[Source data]
┌────────

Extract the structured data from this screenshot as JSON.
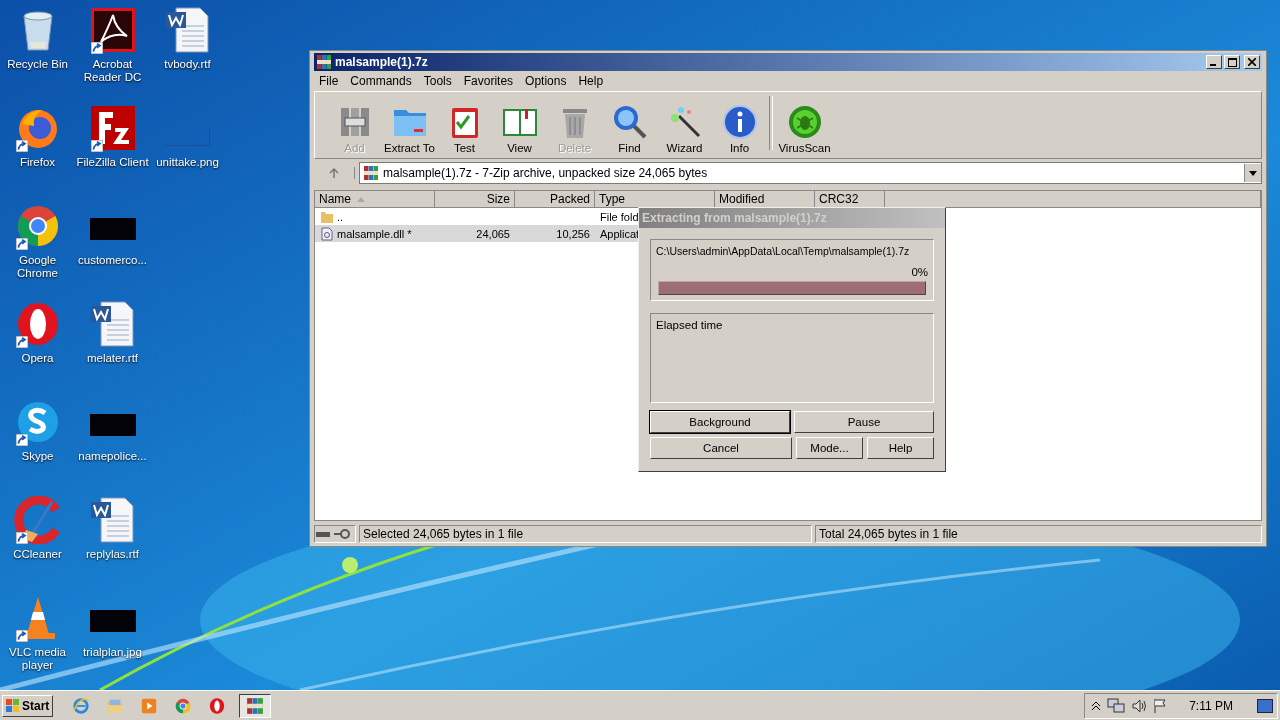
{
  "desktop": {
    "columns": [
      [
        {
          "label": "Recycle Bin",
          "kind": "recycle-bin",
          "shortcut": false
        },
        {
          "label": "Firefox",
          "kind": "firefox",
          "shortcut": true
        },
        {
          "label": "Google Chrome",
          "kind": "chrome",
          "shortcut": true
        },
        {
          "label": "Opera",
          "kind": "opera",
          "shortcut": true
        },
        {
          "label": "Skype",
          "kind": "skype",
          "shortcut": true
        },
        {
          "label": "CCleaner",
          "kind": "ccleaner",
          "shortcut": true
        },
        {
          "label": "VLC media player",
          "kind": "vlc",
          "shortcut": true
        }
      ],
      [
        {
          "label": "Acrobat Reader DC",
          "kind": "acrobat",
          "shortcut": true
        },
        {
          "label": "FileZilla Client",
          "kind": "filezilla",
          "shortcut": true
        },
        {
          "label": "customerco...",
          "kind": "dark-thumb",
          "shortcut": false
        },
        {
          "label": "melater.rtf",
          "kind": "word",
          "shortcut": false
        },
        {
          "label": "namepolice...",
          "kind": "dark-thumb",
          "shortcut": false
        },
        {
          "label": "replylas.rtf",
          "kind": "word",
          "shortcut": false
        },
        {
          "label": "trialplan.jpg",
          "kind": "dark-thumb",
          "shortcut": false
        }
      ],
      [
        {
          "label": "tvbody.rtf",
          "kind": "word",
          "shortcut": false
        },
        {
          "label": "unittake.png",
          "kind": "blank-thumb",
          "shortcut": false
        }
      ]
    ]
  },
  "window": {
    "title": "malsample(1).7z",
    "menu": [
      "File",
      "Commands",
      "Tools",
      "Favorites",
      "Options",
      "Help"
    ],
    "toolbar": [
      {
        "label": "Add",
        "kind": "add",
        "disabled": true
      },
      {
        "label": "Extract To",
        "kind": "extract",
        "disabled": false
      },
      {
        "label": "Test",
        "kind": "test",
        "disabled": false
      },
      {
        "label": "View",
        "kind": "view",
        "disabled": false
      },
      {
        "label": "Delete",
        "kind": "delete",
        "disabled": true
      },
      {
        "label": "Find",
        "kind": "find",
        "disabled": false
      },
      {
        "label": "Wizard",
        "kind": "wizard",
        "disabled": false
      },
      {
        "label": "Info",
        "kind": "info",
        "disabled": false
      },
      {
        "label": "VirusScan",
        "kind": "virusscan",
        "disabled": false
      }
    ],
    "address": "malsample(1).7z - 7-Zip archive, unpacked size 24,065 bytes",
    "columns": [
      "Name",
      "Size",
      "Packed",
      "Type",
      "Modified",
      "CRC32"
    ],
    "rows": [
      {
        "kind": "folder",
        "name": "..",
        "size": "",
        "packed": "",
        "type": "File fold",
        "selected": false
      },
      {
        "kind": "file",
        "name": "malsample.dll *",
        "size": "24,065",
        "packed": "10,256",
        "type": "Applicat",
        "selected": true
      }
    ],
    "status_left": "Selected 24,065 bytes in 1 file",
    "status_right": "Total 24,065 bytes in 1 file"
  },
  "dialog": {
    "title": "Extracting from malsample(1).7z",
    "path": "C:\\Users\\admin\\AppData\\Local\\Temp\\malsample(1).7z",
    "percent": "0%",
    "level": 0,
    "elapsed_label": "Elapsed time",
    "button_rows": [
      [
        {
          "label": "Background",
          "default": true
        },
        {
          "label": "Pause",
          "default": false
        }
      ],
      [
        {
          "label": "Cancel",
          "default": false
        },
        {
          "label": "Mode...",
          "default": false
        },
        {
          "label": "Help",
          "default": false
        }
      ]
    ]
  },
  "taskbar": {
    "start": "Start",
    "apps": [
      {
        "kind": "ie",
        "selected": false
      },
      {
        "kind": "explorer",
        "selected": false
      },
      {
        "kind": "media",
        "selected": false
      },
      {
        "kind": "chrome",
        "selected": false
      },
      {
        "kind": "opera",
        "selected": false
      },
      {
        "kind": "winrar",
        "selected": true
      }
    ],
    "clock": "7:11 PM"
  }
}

└────────

WHAT TO WORK ON:
Omit all pictures while transcribing the entries verbatim.

SOLUTION TO THIS EXERCISE:
Extract the structured data from this screenshot as JSON.
{
  "desktop": {
    "columns": [
      [
        {
          "label": "Recycle Bin",
          "kind": "recycle-bin",
          "shortcut": false
        },
        {
          "label": "Firefox",
          "kind": "firefox",
          "shortcut": true
        },
        {
          "label": "Google Chrome",
          "kind": "chrome",
          "shortcut": true
        },
        {
          "label": "Opera",
          "kind": "opera",
          "shortcut": true
        },
        {
          "label": "Skype",
          "kind": "skype",
          "shortcut": true
        },
        {
          "label": "CCleaner",
          "kind": "ccleaner",
          "shortcut": true
        },
        {
          "label": "VLC media player",
          "kind": "vlc",
          "shortcut": true
        }
      ],
      [
        {
          "label": "Acrobat Reader DC",
          "kind": "acrobat",
          "shortcut": true
        },
        {
          "label": "FileZilla Client",
          "kind": "filezilla",
          "shortcut": true
        },
        {
          "label": "customerco...",
          "kind": "dark-thumb",
          "shortcut": false
        },
        {
          "label": "melater.rtf",
          "kind": "word",
          "shortcut": false
        },
        {
          "label": "namepolice...",
          "kind": "dark-thumb",
          "shortcut": false
        },
        {
          "label": "replylas.rtf",
          "kind": "word",
          "shortcut": false
        },
        {
          "label": "trialplan.jpg",
          "kind": "dark-thumb",
          "shortcut": false
        }
      ],
      [
        {
          "label": "tvbody.rtf",
          "kind": "word",
          "shortcut": false
        },
        {
          "label": "unittake.png",
          "kind": "blank-thumb",
          "shortcut": false
        }
      ]
    ]
  },
  "window": {
    "title": "malsample(1).7z",
    "menu": [
      "File",
      "Commands",
      "Tools",
      "Favorites",
      "Options",
      "Help"
    ],
    "toolbar": [
      {
        "label": "Add",
        "kind": "add",
        "disabled": true
      },
      {
        "label": "Extract To",
        "kind": "extract",
        "disabled": false
      },
      {
        "label": "Test",
        "kind": "test",
        "disabled": false
      },
      {
        "label": "View",
        "kind": "view",
        "disabled": false
      },
      {
        "label": "Delete",
        "kind": "delete",
        "disabled": true
      },
      {
        "label": "Find",
        "kind": "find",
        "disabled": false
      },
      {
        "label": "Wizard",
        "kind": "wizard",
        "disabled": false
      },
      {
        "label": "Info",
        "kind": "info",
        "disabled": false
      },
      {
        "label": "VirusScan",
        "kind": "virusscan",
        "disabled": false
      }
    ],
    "address": "malsample(1).7z - 7-Zip archive, unpacked size 24,065 bytes",
    "columns": [
      "Name",
      "Size",
      "Packed",
      "Type",
      "Modified",
      "CRC32"
    ],
    "rows": [
      {
        "kind": "folder",
        "name": "..",
        "size": "",
        "packed": "",
        "type": "File fold",
        "selected": false
      },
      {
        "kind": "file",
        "name": "malsample.dll *",
        "size": "24,065",
        "packed": "10,256",
        "type": "Applicat",
        "selected": true
      }
    ],
    "status_left": "Selected 24,065 bytes in 1 file",
    "status_right": "Total 24,065 bytes in 1 file"
  },
  "dialog": {
    "title": "Extracting from malsample(1).7z",
    "path": "C:\\Users\\admin\\AppData\\Local\\Temp\\malsample(1).7z",
    "percent": "0%",
    "level": 0,
    "elapsed_label": "Elapsed time",
    "button_rows": [
      [
        {
          "label": "Background",
          "default": true
        },
        {
          "label": "Pause",
          "default": false
        }
      ],
      [
        {
          "label": "Cancel",
          "default": false
        },
        {
          "label": "Mode...",
          "default": false
        },
        {
          "label": "Help",
          "default": false
        }
      ]
    ]
  },
  "taskbar": {
    "start": "Start",
    "apps": [
      {
        "kind": "ie",
        "selected": false
      },
      {
        "kind": "explorer",
        "selected": false
      },
      {
        "kind": "media",
        "selected": false
      },
      {
        "kind": "chrome",
        "selected": false
      },
      {
        "kind": "opera",
        "selected": false
      },
      {
        "kind": "winrar",
        "selected": true
      }
    ],
    "clock": "7:11 PM"
  }
}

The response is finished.